What needs to be done
Extract the records below word for word and ignore the images.

— Start —

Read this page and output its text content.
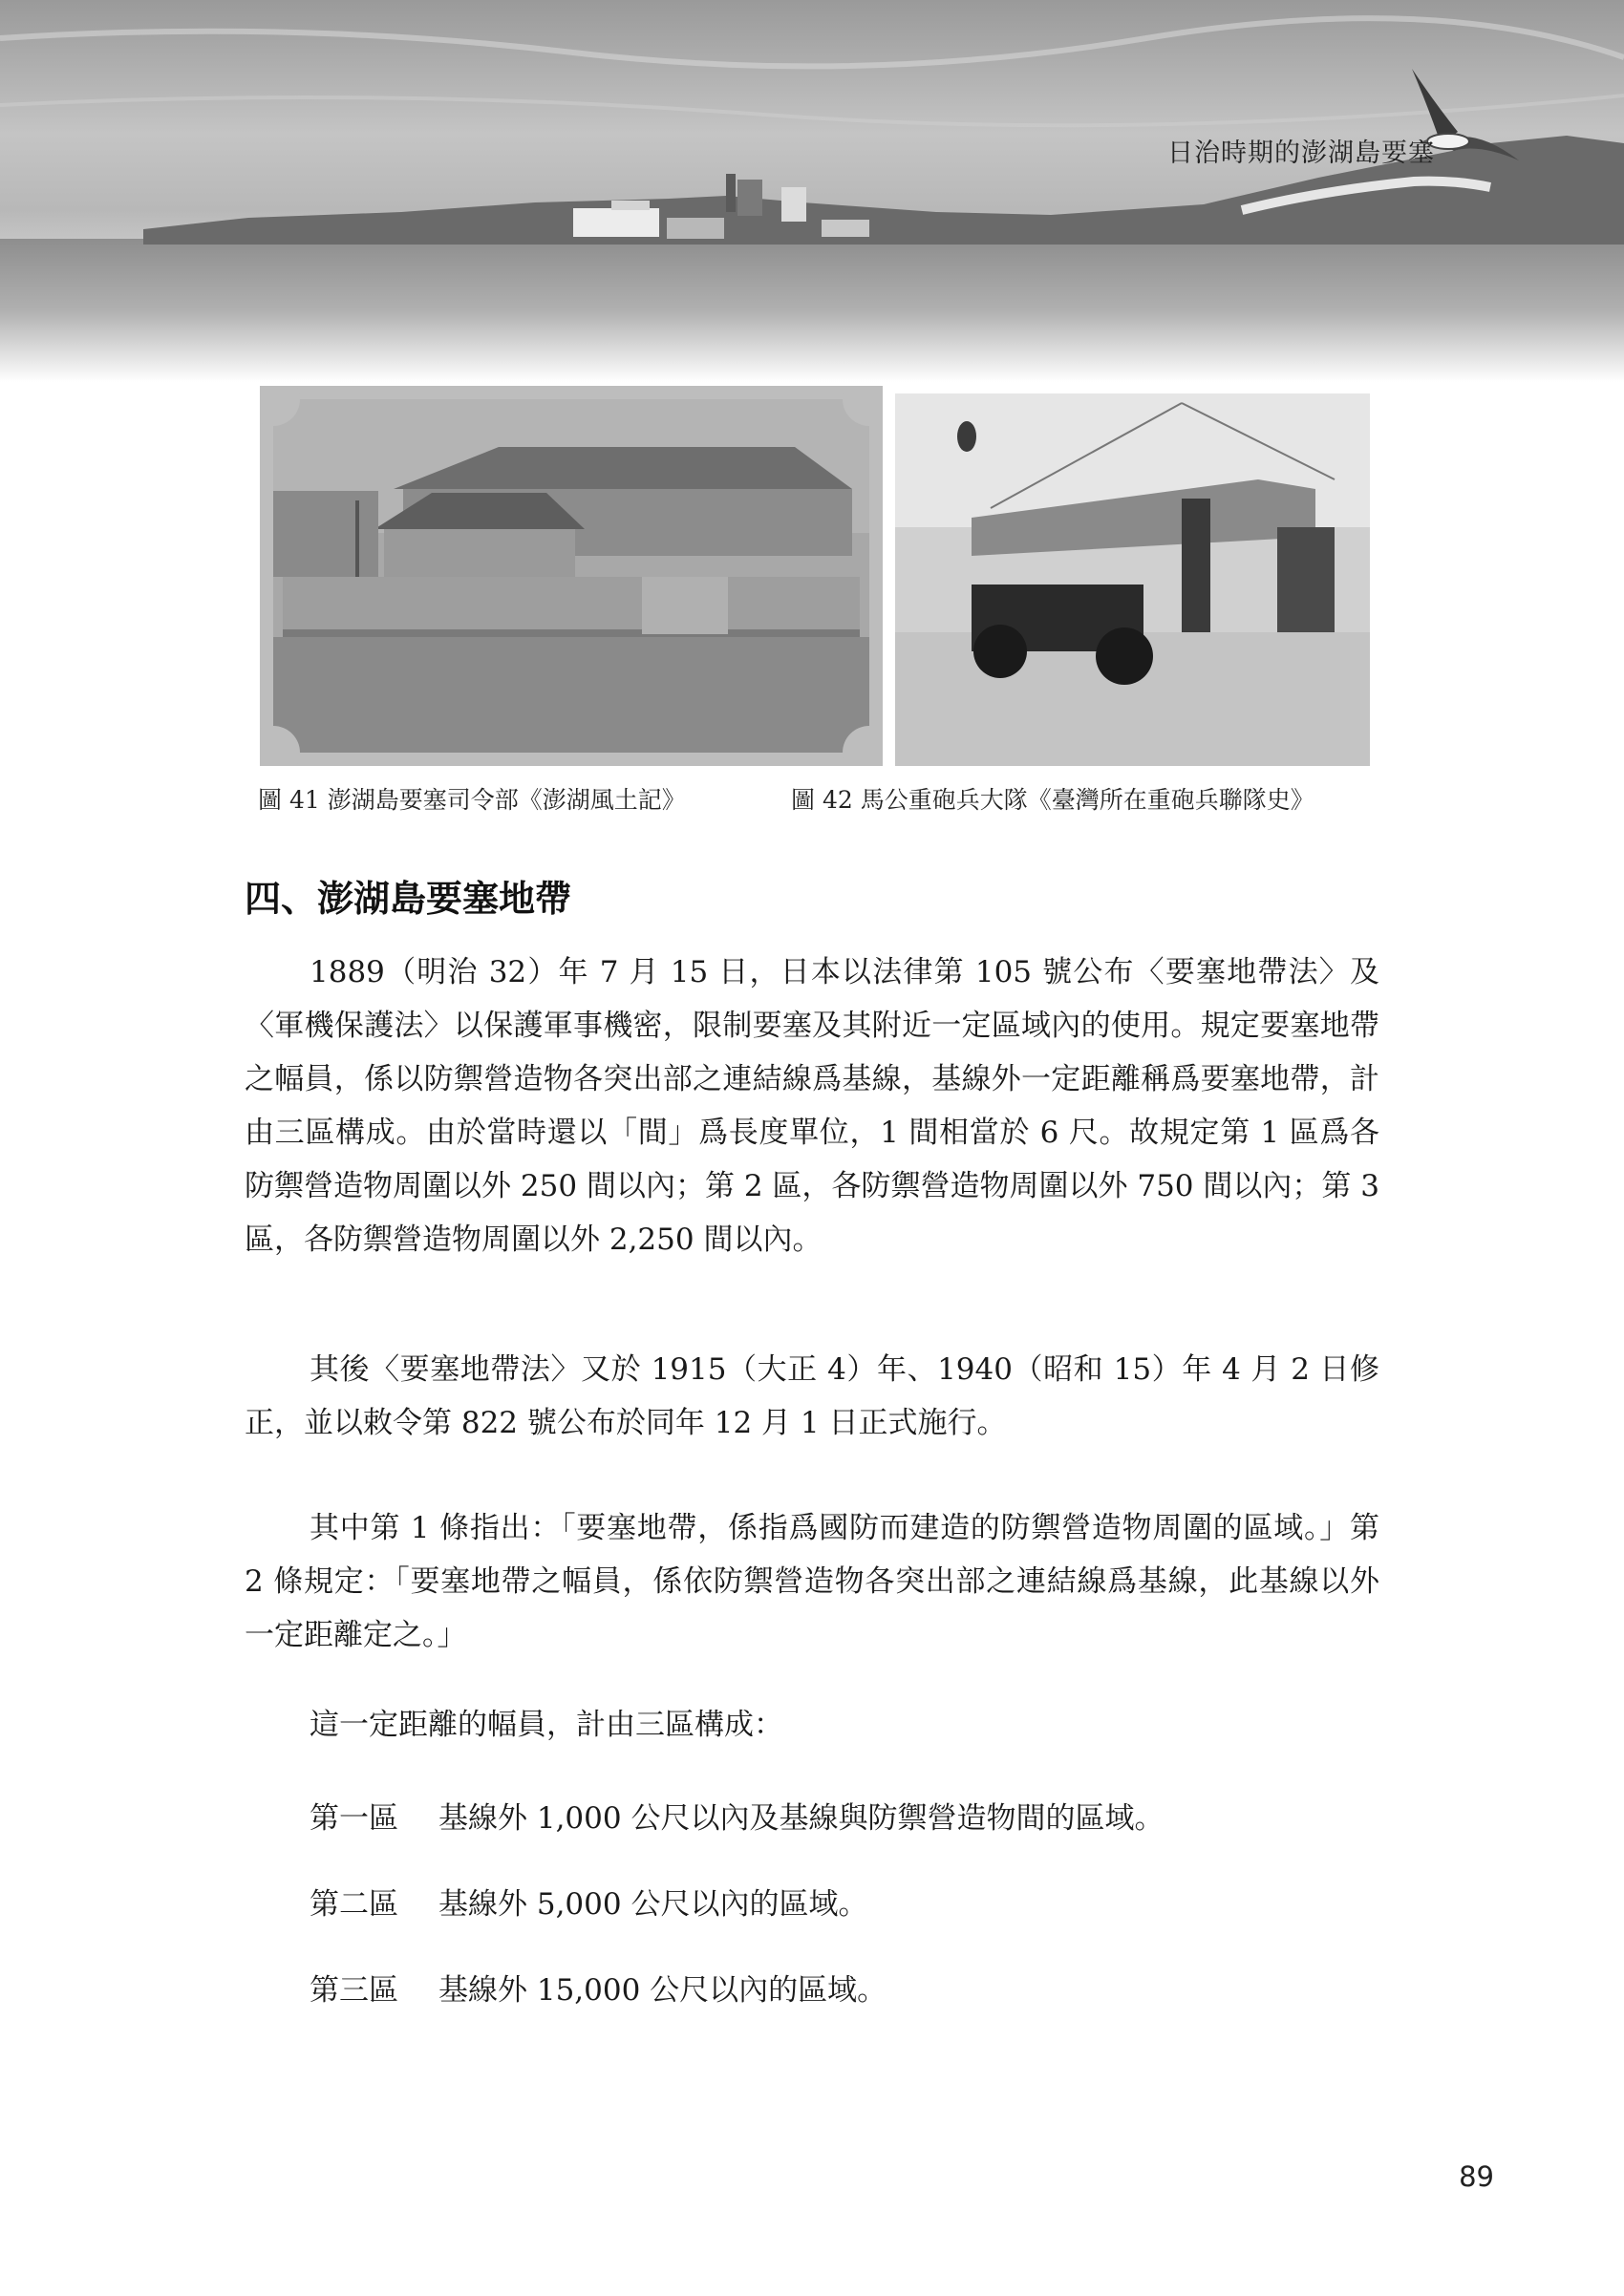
日治時期的澎湖島要塞
圖 41 澎湖島要塞司令部《澎湖風土記》	圖 42 馬公重砲兵大隊《臺灣所在重砲兵聯隊史》
四、澎湖島要塞地帶

1889（明治 32）年 7 月 15 日，日本以法律第 105 號公布〈要塞地帶法〉及〈軍機保護法〉以保護軍事機密，限制要塞及其附近一定區域內的使用。規定要塞地帶之幅員，係以防禦營造物各突出部之連結線爲基線，基線外一定距離稱爲要塞地帶，計由三區構成。由於當時還以「間」爲長度單位，1 間相當於 6 尺。故規定第 1 區爲各防禦營造物周圍以外 250 間以內；第 2 區，各防禦營造物周圍以外 750 間以內；第 3 區，各防禦營造物周圍以外 2,250 間以內。

其後〈要塞地帶法〉又於 1915（大正 4）年、1940（昭和 15）年 4 月 2 日修正，並以敕令第 822 號公布於同年 12 月 1 日正式施行。

其中第 1 條指出：「要塞地帶，係指爲國防而建造的防禦營造物周圍的區域。」第 2 條規定：「要塞地帶之幅員，係依防禦營造物各突出部之連結線爲基線，此基線以外一定距離定之。」

這一定距離的幅員，計由三區構成：

第一區 基線外 1,000 公尺以內及基線與防禦營造物間的區域。
第二區 基線外 5,000 公尺以內的區域。
第三區 基線外 15,000 公尺以內的區域。
89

— End —

Completed task
Read this page and output its text content.
日治時期的澎湖島要塞
圖 41 澎湖島要塞司令部《澎湖風土記》	圖 42 馬公重砲兵大隊《臺灣所在重砲兵聯隊史》
四、澎湖島要塞地帶

1889（明治 32）年 7 月 15 日，日本以法律第 105 號公布〈要塞地帶法〉及〈軍機保護法〉以保護軍事機密，限制要塞及其附近一定區域內的使用。規定要塞地帶之幅員，係以防禦營造物各突出部之連結線爲基線，基線外一定距離稱爲要塞地帶，計由三區構成。由於當時還以「間」爲長度單位，1 間相當於 6 尺。故規定第 1 區爲各防禦營造物周圍以外 250 間以內；第 2 區，各防禦營造物周圍以外 750 間以內；第 3 區，各防禦營造物周圍以外 2,250 間以內。

其後〈要塞地帶法〉又於 1915（大正 4）年、1940（昭和 15）年 4 月 2 日修正，並以敕令第 822 號公布於同年 12 月 1 日正式施行。

其中第 1 條指出：「要塞地帶，係指爲國防而建造的防禦營造物周圍的區域。」第 2 條規定：「要塞地帶之幅員，係依防禦營造物各突出部之連結線爲基線，此基線以外一定距離定之。」

這一定距離的幅員，計由三區構成：

第一區 基線外 1,000 公尺以內及基線與防禦營造物間的區域。
第二區 基線外 5,000 公尺以內的區域。
第三區 基線外 15,000 公尺以內的區域。
89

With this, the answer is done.